:: Description of the task ::
Each line that holds the word "mass" is to be identified and copied.

:: Record list ::

++++++

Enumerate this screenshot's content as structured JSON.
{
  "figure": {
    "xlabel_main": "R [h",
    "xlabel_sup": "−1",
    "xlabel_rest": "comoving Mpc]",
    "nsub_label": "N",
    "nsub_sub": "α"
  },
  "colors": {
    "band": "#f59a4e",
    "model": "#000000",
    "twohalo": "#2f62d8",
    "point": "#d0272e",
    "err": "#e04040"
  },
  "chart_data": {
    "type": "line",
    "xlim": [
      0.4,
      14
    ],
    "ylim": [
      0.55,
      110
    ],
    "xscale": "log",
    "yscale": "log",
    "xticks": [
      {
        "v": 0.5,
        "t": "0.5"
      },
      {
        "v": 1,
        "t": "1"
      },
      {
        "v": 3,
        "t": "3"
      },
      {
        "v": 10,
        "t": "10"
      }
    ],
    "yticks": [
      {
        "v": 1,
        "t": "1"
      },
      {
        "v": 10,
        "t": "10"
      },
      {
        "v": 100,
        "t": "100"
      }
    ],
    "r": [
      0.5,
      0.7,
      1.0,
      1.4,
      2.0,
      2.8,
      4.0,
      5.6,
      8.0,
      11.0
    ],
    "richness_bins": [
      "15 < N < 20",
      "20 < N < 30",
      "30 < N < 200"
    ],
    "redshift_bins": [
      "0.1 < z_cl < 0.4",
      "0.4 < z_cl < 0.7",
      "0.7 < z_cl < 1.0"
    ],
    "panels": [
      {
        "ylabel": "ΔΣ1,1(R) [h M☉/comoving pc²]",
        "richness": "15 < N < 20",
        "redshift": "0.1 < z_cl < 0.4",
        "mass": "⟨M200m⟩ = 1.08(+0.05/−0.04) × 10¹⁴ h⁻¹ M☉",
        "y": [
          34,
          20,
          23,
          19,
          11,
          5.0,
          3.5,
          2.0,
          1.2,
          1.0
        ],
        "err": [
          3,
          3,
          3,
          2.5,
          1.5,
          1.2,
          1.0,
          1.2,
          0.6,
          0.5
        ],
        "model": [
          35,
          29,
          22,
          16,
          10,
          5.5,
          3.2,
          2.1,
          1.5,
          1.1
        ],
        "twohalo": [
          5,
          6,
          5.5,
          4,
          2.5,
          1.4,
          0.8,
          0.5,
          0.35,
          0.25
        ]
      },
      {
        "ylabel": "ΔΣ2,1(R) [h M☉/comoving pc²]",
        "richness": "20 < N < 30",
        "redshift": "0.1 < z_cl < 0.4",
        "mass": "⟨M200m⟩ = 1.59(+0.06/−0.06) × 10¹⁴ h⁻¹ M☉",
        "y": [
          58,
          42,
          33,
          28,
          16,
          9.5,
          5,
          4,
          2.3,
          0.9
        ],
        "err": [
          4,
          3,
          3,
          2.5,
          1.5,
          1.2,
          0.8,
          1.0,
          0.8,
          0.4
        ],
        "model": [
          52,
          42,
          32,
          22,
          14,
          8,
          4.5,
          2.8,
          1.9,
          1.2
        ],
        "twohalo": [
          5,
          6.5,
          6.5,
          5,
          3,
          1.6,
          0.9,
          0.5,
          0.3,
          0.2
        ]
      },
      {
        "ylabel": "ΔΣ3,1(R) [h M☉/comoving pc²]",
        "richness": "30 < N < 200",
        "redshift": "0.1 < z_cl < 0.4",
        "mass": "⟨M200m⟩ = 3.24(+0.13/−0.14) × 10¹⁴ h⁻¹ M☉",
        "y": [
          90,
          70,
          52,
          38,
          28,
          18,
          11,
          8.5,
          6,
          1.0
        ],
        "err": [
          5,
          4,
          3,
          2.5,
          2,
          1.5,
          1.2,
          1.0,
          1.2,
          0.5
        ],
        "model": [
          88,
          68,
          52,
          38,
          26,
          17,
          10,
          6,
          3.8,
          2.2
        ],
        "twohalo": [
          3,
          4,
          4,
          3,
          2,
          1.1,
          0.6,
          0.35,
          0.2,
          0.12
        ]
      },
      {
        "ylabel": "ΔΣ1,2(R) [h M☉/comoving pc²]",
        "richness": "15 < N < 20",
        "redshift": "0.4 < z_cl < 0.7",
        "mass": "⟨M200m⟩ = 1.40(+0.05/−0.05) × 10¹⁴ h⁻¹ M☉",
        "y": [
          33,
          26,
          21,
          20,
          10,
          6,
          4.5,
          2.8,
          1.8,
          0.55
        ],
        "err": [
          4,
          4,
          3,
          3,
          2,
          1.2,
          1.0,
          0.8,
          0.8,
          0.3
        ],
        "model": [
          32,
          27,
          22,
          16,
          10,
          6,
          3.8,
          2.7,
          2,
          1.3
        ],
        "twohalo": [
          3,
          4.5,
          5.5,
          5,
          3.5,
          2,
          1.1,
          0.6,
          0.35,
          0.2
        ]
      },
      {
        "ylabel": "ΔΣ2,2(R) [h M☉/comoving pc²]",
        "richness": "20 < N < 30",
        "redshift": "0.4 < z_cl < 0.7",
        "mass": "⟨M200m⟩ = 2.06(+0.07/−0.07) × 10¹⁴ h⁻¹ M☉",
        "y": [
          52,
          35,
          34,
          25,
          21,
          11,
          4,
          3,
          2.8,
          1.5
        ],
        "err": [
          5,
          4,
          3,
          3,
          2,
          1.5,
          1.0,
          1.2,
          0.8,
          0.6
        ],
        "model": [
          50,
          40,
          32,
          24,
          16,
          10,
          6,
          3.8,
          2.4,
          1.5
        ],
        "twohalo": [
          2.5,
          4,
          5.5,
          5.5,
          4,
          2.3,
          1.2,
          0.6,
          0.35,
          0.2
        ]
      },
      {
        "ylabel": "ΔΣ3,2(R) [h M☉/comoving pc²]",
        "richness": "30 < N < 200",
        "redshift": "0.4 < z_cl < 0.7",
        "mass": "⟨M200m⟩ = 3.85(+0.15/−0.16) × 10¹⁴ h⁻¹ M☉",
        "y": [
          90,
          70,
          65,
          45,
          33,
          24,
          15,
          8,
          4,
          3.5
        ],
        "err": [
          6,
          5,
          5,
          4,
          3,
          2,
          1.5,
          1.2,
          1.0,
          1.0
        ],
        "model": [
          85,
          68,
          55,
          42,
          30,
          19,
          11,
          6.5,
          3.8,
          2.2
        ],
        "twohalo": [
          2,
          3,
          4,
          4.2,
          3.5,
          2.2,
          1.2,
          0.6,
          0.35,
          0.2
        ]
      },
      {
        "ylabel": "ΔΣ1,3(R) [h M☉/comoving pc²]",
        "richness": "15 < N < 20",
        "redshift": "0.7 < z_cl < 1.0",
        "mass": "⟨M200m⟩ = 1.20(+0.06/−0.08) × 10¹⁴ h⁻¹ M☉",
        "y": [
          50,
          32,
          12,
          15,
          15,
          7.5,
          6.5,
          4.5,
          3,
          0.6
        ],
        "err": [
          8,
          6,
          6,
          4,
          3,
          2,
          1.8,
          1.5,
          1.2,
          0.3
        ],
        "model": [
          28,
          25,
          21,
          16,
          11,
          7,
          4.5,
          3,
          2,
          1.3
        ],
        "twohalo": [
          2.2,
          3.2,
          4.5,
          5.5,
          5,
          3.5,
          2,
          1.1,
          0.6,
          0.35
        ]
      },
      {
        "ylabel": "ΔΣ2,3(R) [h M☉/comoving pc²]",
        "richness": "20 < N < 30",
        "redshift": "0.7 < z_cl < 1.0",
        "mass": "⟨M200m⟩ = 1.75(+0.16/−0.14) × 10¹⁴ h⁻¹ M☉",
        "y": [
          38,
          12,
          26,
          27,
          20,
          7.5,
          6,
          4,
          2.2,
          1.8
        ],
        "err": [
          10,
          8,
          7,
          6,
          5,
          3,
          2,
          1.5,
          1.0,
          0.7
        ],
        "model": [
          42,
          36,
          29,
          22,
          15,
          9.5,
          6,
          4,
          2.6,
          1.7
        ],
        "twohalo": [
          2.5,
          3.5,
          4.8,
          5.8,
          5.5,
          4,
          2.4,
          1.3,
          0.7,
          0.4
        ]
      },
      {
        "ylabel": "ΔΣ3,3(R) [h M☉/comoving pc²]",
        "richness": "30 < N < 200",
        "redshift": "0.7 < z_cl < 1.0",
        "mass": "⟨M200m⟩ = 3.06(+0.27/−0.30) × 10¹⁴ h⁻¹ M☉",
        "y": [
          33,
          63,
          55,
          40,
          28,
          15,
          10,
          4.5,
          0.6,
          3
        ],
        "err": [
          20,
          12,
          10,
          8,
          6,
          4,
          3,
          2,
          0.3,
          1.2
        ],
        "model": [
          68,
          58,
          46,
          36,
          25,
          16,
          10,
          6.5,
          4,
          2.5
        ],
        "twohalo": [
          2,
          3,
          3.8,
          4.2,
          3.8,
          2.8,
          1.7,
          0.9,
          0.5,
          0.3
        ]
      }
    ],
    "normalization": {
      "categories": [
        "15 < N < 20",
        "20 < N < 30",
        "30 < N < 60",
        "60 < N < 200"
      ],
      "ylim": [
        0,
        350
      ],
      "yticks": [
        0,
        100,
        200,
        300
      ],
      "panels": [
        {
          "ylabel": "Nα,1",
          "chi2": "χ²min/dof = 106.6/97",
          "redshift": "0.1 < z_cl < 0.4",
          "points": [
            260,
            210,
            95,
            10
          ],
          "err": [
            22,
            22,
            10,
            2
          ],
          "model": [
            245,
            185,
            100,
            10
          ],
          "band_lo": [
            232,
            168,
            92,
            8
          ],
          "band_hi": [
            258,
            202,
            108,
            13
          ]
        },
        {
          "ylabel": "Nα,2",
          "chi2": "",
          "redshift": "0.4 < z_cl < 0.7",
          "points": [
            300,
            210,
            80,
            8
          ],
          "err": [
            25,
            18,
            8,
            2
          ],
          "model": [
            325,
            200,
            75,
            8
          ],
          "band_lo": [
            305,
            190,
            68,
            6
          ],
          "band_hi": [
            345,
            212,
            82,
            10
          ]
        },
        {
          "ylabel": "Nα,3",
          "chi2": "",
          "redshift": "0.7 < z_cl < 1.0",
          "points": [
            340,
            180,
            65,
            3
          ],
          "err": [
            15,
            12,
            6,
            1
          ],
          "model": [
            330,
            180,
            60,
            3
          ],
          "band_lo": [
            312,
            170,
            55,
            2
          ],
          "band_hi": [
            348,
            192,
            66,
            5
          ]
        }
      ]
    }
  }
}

++++++

:: Full answer ::
        "mass": "⟨M200m⟩ = 1.08(+0.05/−0.04) × 10¹⁴ h⁻¹ M☉",
        "mass": "⟨M200m⟩ = 1.59(+0.06/−0.06) × 10¹⁴ h⁻¹ M☉",
        "mass": "⟨M200m⟩ = 3.24(+0.13/−0.14) × 10¹⁴ h⁻¹ M☉",
        "mass": "⟨M200m⟩ = 1.40(+0.05/−0.05) × 10¹⁴ h⁻¹ M☉",
        "mass": "⟨M200m⟩ = 2.06(+0.07/−0.07) × 10¹⁴ h⁻¹ M☉",
        "mass": "⟨M200m⟩ = 3.85(+0.15/−0.16) × 10¹⁴ h⁻¹ M☉",
        "mass": "⟨M200m⟩ = 1.20(+0.06/−0.08) × 10¹⁴ h⁻¹ M☉",
        "mass": "⟨M200m⟩ = 1.75(+0.16/−0.14) × 10¹⁴ h⁻¹ M☉",
        "mass": "⟨M200m⟩ = 3.06(+0.27/−0.30) × 10¹⁴ h⁻¹ M☉",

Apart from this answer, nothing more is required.